> DATA FOR PROCESSING:
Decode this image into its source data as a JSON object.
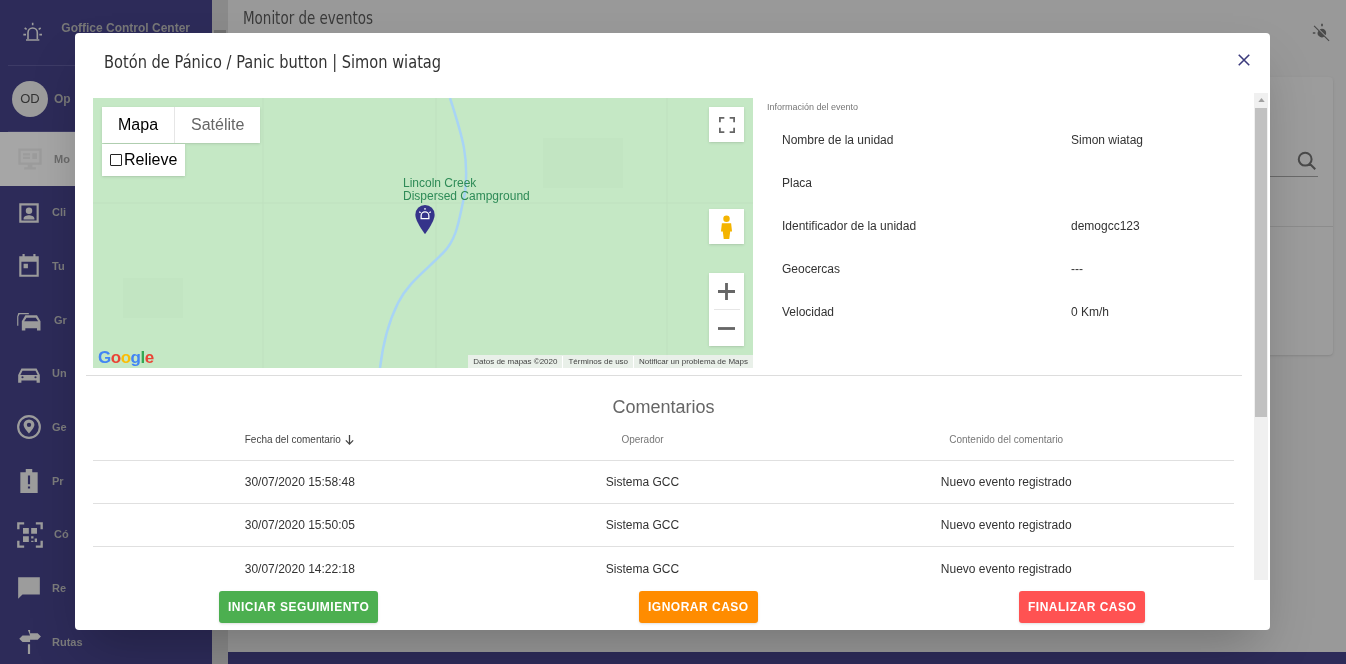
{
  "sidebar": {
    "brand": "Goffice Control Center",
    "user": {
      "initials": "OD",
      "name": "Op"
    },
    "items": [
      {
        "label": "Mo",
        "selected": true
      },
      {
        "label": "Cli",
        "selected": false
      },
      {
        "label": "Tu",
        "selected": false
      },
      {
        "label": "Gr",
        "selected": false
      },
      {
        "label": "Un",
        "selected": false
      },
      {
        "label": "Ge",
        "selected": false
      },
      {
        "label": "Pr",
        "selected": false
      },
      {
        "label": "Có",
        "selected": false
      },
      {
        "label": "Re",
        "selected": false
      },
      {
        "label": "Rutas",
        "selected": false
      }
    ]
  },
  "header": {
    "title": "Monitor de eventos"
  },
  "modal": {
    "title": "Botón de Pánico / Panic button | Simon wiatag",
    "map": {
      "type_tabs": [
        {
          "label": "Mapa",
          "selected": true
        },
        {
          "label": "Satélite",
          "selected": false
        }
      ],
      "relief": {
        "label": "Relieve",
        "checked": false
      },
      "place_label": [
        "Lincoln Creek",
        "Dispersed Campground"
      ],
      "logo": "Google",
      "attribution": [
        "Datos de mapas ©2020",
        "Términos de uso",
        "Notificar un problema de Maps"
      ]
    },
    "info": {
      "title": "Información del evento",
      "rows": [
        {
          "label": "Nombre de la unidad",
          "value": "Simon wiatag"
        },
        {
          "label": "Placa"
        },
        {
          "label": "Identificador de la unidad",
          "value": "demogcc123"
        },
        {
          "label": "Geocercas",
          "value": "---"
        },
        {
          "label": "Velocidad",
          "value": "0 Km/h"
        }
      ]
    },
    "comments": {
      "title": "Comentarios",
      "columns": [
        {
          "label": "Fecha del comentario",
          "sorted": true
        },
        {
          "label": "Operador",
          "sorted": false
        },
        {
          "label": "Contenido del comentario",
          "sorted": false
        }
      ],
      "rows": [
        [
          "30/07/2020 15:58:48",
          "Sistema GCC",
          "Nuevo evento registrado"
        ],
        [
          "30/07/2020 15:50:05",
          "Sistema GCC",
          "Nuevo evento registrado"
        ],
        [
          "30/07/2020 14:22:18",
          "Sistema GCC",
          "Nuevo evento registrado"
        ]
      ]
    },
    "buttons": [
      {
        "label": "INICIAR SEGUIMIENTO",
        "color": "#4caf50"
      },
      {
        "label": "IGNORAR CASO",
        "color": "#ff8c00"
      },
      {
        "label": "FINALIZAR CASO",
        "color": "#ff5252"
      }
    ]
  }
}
...
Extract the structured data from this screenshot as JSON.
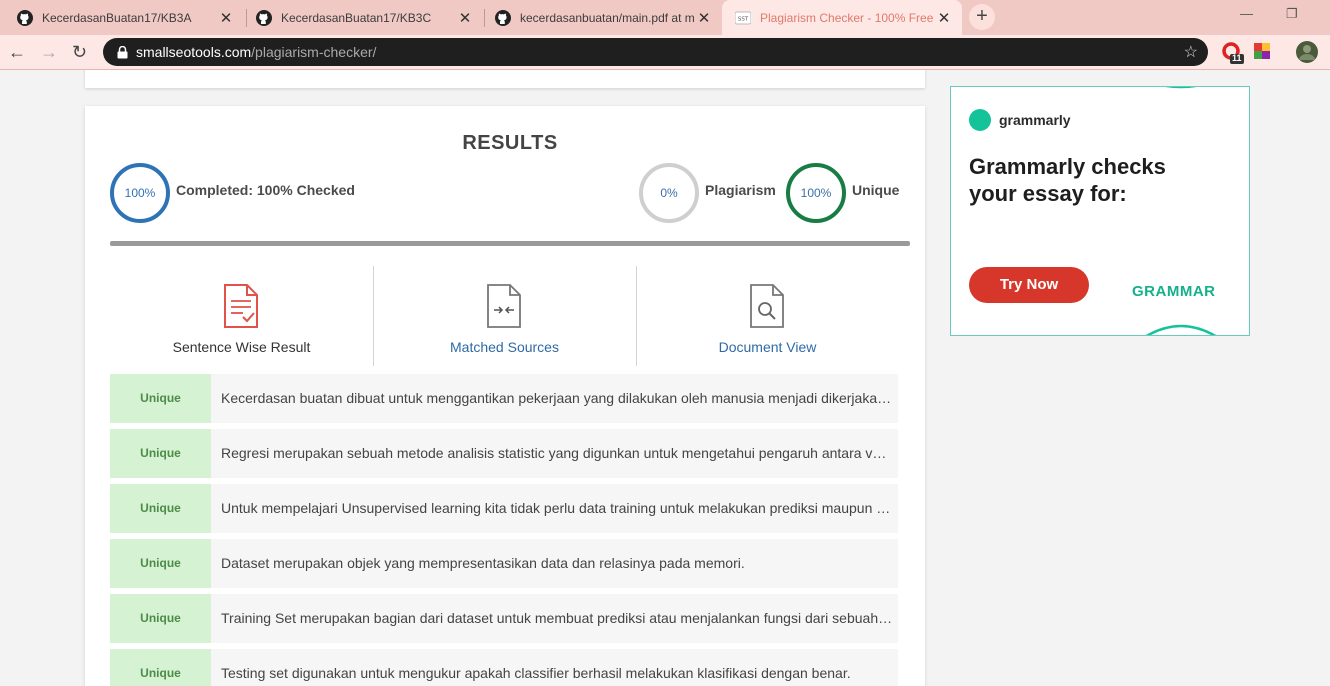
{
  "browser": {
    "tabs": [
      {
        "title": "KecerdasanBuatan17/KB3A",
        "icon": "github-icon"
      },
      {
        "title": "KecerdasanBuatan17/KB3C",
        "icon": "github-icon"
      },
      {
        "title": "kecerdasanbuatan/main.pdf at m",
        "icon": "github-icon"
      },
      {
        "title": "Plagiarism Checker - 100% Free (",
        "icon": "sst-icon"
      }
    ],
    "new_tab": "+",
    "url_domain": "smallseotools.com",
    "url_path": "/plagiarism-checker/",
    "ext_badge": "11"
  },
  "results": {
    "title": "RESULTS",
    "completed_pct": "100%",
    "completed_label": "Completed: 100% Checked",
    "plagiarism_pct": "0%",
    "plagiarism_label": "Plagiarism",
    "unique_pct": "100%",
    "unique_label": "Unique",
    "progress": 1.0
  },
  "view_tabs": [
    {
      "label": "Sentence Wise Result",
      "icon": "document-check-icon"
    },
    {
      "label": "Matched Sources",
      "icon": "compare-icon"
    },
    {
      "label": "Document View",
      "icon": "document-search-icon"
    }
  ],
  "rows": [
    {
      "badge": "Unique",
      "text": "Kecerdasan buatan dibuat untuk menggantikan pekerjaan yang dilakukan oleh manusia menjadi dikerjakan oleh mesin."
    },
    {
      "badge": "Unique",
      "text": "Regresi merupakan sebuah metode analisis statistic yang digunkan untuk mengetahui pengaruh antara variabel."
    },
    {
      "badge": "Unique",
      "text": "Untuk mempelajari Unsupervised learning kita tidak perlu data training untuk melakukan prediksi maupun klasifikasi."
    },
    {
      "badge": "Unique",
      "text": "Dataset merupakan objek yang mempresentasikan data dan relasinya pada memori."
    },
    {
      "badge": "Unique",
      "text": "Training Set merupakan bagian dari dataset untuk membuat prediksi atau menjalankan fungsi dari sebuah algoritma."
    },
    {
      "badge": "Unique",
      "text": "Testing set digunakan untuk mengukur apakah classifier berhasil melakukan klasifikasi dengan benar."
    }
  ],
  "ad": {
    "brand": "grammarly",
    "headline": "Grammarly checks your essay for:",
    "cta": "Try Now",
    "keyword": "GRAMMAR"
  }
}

> WHAT YOU WILL DO:
Using the records above, copy each line that contains "JSON".

> SOLUTION FOR THIS PROBLEM:
Decode this image into its source data as a JSON object.
Extract the structured data from this screenshot as JSON.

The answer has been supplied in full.